Data records:
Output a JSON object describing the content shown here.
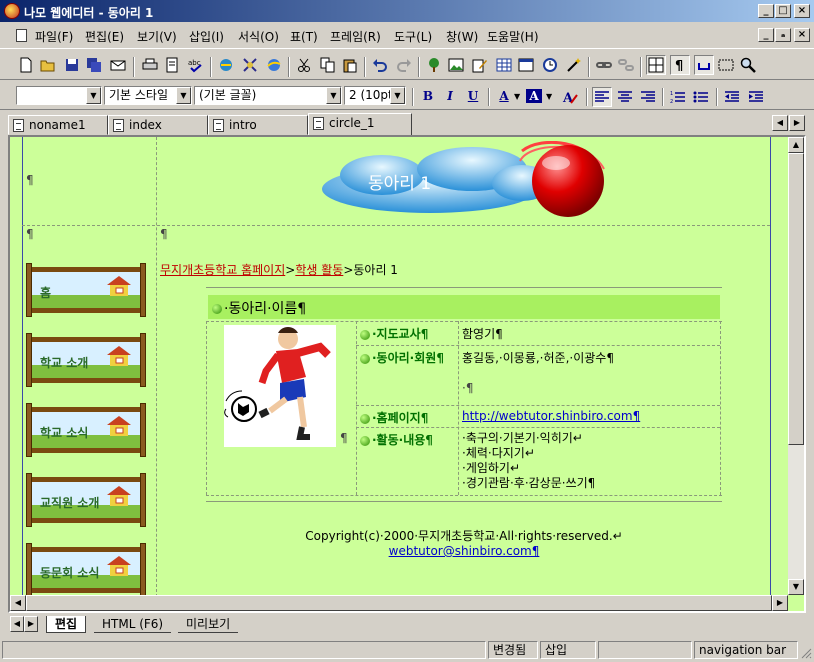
{
  "window": {
    "title": "나모 웹에디터 - 동아리 1",
    "controls": [
      "_",
      "□",
      "×"
    ]
  },
  "menu": [
    "파일(F)",
    "편집(E)",
    "보기(V)",
    "삽입(I)",
    "서식(O)",
    "표(T)",
    "프레임(R)",
    "도구(L)",
    "창(W)",
    "도움말(H)"
  ],
  "menu_controls": [
    "_",
    "ₐ",
    "×"
  ],
  "toolbar_icons": [
    "new-icon",
    "open-icon",
    "save-icon",
    "save-all-icon",
    "mail-icon",
    "print-icon",
    "preview-icon",
    "spell-icon",
    "publish-icon",
    "link-check-icon",
    "browser-icon",
    "cut-icon",
    "copy-icon",
    "paste-icon",
    "undo-icon",
    "redo-icon",
    "tree-icon",
    "image-icon",
    "edit-icon",
    "table-icon",
    "frame-icon",
    "clock-icon",
    "wand-icon",
    "link-icon",
    "unlink-icon",
    "grid-icon",
    "pilcrow-icon",
    "line-icon",
    "marquee-icon",
    "zoom-icon"
  ],
  "format": {
    "style_empty": "",
    "style": "기본 스타일",
    "font": "(기본 글꼴)",
    "size": "2 (10pt)",
    "bold": "B",
    "italic": "I",
    "underline": "U",
    "fontcolor": "A",
    "highlight": "A"
  },
  "tabs": [
    "noname1",
    "index",
    "intro",
    "circle_1"
  ],
  "page": {
    "pilcrow": "¶",
    "banner_text": "동아리 1",
    "breadcrumb": {
      "link1": "무지개초등학교 홈페이지",
      "sep": ">",
      "link2": "학생 활동",
      "current": "동아리 1"
    },
    "nav": [
      "홈",
      "학교 소개",
      "학교 소식",
      "교직원 소개",
      "동문회 소식"
    ],
    "club_name_label": "·동아리·이름¶",
    "rows": [
      {
        "label": "·지도교사¶",
        "value": [
          "함영기¶"
        ]
      },
      {
        "label": "·동아리·회원¶",
        "value": [
          "홍길동,·이몽룡,·허준,·이광수¶",
          "",
          "·¶"
        ]
      },
      {
        "label": "·홈페이지¶",
        "value": [
          "http://webtutor.shinbiro.com¶"
        ]
      },
      {
        "label": "·활동·내용¶",
        "value": [
          "·축구의·기본기·익히기↵",
          "·체력·다지기↵",
          "·게임하기↵",
          "·경기관람·후·감상문·쓰기¶"
        ]
      }
    ],
    "copyright": "Copyright(c)·2000·무지개초등학교·All·rights·reserved.↵",
    "email": "webtutor@shinbiro.com¶"
  },
  "bottom_tabs": [
    "편집",
    "HTML (F6)",
    "미리보기"
  ],
  "status": {
    "s1": "",
    "s2": "변경됨",
    "s3": "삽입",
    "s4": "",
    "s5": "navigation bar"
  },
  "colors": {
    "page_bg": "#ccff99",
    "link": "#c00000",
    "title_bar": "#0a246a"
  }
}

TASK BRIEF: Leave out the pictures and return every record word for word.

WRITTEN ANSWER:
Output a JSON object describing the content shown here.
{
  "window": {
    "title": "나모 웹에디터 - 동아리 1",
    "controls": [
      "_",
      "□",
      "×"
    ]
  },
  "menu": [
    "파일(F)",
    "편집(E)",
    "보기(V)",
    "삽입(I)",
    "서식(O)",
    "표(T)",
    "프레임(R)",
    "도구(L)",
    "창(W)",
    "도움말(H)"
  ],
  "menu_controls": [
    "_",
    "ₐ",
    "×"
  ],
  "toolbar_icons": [
    "new-icon",
    "open-icon",
    "save-icon",
    "save-all-icon",
    "mail-icon",
    "print-icon",
    "preview-icon",
    "spell-icon",
    "publish-icon",
    "link-check-icon",
    "browser-icon",
    "cut-icon",
    "copy-icon",
    "paste-icon",
    "undo-icon",
    "redo-icon",
    "tree-icon",
    "image-icon",
    "edit-icon",
    "table-icon",
    "frame-icon",
    "clock-icon",
    "wand-icon",
    "link-icon",
    "unlink-icon",
    "grid-icon",
    "pilcrow-icon",
    "line-icon",
    "marquee-icon",
    "zoom-icon"
  ],
  "format": {
    "style_empty": "",
    "style": "기본 스타일",
    "font": "(기본 글꼴)",
    "size": "2 (10pt)",
    "bold": "B",
    "italic": "I",
    "underline": "U",
    "fontcolor": "A",
    "highlight": "A"
  },
  "tabs": [
    "noname1",
    "index",
    "intro",
    "circle_1"
  ],
  "page": {
    "pilcrow": "¶",
    "banner_text": "동아리 1",
    "breadcrumb": {
      "link1": "무지개초등학교 홈페이지",
      "sep": ">",
      "link2": "학생 활동",
      "current": "동아리 1"
    },
    "nav": [
      "홈",
      "학교 소개",
      "학교 소식",
      "교직원 소개",
      "동문회 소식"
    ],
    "club_name_label": "·동아리·이름¶",
    "rows": [
      {
        "label": "·지도교사¶",
        "value": [
          "함영기¶"
        ]
      },
      {
        "label": "·동아리·회원¶",
        "value": [
          "홍길동,·이몽룡,·허준,·이광수¶",
          "",
          "·¶"
        ]
      },
      {
        "label": "·홈페이지¶",
        "value": [
          "http://webtutor.shinbiro.com¶"
        ]
      },
      {
        "label": "·활동·내용¶",
        "value": [
          "·축구의·기본기·익히기↵",
          "·체력·다지기↵",
          "·게임하기↵",
          "·경기관람·후·감상문·쓰기¶"
        ]
      }
    ],
    "copyright": "Copyright(c)·2000·무지개초등학교·All·rights·reserved.↵",
    "email": "webtutor@shinbiro.com¶"
  },
  "bottom_tabs": [
    "편집",
    "HTML (F6)",
    "미리보기"
  ],
  "status": {
    "s1": "",
    "s2": "변경됨",
    "s3": "삽입",
    "s4": "",
    "s5": "navigation bar"
  },
  "colors": {
    "page_bg": "#ccff99",
    "link": "#c00000",
    "title_bar": "#0a246a"
  }
}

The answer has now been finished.